** What to do **
Using the records that follow, work out how many lines hold the string "green" and provide that number only.

Material supplied section start

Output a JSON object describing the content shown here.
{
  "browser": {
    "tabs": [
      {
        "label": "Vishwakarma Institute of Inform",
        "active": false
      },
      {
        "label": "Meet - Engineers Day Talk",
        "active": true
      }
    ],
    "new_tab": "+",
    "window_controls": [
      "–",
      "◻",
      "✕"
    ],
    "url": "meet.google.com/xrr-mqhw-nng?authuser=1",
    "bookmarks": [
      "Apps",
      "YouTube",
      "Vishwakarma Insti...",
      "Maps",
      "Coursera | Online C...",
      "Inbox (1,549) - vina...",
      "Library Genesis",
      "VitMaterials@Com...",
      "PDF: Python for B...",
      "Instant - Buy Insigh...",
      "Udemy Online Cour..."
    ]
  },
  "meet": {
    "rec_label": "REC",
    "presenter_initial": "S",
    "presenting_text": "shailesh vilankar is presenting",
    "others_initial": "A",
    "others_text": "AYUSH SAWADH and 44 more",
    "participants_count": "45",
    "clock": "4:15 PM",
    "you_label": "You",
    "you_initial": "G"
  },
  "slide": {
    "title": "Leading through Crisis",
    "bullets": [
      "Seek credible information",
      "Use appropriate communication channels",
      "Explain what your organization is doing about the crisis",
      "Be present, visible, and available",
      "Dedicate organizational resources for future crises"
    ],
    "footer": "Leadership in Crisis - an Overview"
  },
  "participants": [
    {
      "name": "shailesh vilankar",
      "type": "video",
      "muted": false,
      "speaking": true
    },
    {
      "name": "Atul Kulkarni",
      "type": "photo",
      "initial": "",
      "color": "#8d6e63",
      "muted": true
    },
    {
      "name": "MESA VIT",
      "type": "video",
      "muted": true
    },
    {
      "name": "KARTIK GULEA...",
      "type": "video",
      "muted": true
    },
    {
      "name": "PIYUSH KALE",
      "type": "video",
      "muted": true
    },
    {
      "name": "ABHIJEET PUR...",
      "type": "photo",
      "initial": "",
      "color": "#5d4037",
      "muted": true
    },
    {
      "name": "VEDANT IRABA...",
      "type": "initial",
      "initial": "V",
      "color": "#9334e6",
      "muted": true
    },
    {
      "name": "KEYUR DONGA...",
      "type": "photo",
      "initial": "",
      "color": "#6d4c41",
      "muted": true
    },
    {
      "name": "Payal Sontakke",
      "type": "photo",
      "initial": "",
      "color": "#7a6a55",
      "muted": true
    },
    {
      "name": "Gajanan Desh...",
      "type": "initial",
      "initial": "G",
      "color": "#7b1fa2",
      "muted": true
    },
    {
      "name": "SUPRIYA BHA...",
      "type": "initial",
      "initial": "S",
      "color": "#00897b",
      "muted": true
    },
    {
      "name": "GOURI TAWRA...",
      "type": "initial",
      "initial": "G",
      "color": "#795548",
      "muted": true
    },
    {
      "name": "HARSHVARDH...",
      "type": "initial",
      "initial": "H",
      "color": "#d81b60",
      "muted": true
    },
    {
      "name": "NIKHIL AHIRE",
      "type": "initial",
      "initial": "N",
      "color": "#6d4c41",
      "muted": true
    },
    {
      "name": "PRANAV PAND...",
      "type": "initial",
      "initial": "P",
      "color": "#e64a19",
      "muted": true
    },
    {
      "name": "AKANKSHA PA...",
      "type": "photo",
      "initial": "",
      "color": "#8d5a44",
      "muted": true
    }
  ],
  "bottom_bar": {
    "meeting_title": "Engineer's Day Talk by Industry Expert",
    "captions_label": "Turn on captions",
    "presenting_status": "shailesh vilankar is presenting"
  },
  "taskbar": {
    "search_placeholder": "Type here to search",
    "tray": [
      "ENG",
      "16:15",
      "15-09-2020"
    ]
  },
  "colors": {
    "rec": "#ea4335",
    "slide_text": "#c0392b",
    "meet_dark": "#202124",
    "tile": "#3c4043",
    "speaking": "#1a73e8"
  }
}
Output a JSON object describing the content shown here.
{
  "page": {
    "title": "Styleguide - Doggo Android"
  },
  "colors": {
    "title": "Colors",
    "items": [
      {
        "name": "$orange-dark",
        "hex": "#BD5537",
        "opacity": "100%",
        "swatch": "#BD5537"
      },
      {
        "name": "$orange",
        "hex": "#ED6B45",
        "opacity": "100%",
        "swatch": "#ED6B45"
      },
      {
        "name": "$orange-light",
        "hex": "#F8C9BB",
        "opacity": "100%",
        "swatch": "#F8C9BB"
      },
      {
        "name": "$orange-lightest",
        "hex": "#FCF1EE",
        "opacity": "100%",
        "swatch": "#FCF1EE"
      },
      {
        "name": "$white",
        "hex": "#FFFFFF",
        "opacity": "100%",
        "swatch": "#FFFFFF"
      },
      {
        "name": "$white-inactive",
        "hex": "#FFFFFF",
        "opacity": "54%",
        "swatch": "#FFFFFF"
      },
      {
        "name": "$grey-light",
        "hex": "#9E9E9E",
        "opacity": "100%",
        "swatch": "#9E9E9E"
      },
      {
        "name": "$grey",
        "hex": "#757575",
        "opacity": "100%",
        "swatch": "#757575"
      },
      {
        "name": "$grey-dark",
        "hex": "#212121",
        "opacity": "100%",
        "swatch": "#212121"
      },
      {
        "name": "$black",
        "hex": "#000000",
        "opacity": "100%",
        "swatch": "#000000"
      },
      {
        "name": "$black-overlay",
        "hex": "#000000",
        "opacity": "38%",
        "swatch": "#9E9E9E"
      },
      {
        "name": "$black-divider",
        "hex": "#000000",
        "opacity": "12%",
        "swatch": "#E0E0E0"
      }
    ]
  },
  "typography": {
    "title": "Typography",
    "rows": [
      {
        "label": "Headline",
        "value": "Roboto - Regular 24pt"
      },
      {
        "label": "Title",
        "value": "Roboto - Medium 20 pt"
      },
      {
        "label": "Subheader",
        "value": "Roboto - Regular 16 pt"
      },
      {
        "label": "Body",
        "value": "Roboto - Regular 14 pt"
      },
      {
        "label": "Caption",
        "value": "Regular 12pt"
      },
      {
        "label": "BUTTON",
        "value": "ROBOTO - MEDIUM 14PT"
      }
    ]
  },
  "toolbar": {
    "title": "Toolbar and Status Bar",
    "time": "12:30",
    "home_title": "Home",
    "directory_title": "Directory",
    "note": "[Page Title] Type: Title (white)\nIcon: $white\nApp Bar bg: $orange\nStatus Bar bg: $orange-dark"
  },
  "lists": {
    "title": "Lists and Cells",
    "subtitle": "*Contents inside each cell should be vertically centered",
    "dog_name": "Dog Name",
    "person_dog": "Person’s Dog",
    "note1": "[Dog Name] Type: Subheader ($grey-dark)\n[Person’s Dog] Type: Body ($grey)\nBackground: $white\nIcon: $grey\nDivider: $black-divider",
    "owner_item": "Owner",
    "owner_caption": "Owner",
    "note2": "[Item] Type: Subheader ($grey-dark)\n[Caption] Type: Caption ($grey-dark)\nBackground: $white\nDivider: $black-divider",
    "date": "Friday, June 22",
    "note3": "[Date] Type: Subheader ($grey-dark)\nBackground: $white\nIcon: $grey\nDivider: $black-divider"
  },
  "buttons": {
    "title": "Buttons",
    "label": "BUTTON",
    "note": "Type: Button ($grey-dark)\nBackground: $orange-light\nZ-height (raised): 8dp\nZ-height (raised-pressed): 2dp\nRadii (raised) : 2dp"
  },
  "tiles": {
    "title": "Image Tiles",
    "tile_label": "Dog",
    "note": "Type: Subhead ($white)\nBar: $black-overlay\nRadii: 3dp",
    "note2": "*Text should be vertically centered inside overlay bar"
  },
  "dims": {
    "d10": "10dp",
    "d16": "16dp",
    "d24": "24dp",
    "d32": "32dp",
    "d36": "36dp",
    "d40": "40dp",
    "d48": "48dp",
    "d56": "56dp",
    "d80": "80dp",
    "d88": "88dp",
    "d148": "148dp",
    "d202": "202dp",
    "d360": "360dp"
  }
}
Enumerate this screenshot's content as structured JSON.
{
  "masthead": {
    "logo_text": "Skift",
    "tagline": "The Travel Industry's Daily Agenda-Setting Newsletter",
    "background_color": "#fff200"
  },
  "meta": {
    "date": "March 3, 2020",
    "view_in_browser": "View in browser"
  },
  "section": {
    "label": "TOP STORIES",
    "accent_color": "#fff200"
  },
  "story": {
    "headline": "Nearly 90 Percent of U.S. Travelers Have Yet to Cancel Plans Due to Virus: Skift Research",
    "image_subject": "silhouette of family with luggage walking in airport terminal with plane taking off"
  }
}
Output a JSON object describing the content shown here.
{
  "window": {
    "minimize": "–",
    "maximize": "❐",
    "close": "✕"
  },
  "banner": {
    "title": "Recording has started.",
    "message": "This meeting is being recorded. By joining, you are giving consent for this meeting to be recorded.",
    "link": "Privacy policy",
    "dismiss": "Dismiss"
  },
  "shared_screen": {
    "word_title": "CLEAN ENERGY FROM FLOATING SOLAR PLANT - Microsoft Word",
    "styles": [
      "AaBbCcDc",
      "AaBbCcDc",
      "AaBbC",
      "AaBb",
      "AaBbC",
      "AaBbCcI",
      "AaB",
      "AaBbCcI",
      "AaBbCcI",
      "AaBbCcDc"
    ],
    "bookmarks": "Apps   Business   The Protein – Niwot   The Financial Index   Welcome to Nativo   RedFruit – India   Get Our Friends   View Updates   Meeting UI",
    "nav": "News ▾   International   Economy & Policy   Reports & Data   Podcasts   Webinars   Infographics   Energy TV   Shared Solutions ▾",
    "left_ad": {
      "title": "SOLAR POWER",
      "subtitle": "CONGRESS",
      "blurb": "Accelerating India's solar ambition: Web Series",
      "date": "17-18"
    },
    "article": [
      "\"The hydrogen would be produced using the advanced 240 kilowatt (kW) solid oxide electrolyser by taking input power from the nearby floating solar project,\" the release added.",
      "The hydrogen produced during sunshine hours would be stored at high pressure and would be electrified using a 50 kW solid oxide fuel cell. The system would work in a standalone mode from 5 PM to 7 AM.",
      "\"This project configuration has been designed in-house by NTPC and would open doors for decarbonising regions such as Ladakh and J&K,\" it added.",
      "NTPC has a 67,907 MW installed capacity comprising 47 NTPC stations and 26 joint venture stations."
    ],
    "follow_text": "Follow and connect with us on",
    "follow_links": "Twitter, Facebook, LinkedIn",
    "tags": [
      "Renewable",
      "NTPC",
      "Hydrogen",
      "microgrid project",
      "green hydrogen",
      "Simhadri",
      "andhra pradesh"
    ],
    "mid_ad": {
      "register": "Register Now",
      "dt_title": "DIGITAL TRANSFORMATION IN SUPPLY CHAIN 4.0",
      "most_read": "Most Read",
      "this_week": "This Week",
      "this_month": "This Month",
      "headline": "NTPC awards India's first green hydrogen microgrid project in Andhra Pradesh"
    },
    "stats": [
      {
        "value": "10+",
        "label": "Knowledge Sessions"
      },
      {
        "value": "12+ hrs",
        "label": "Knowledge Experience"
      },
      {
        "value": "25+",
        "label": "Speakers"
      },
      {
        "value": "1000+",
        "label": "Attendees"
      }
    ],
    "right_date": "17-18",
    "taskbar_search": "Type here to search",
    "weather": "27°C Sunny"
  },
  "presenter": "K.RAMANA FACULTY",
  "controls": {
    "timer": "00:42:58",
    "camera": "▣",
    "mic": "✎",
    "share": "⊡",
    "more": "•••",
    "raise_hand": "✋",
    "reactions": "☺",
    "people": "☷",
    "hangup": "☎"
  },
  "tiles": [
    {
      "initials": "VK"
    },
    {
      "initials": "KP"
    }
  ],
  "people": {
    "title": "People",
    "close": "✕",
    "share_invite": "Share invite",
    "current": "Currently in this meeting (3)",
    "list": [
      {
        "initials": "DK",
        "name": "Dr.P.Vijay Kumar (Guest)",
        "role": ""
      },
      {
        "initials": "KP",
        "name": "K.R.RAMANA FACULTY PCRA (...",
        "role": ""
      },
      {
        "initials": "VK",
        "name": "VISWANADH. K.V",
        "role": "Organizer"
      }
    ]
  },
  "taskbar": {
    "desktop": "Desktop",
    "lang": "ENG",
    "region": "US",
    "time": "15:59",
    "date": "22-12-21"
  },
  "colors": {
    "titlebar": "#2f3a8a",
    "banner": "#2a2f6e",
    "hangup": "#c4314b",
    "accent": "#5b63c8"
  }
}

Material supplied section end

** Result of this exercise **
2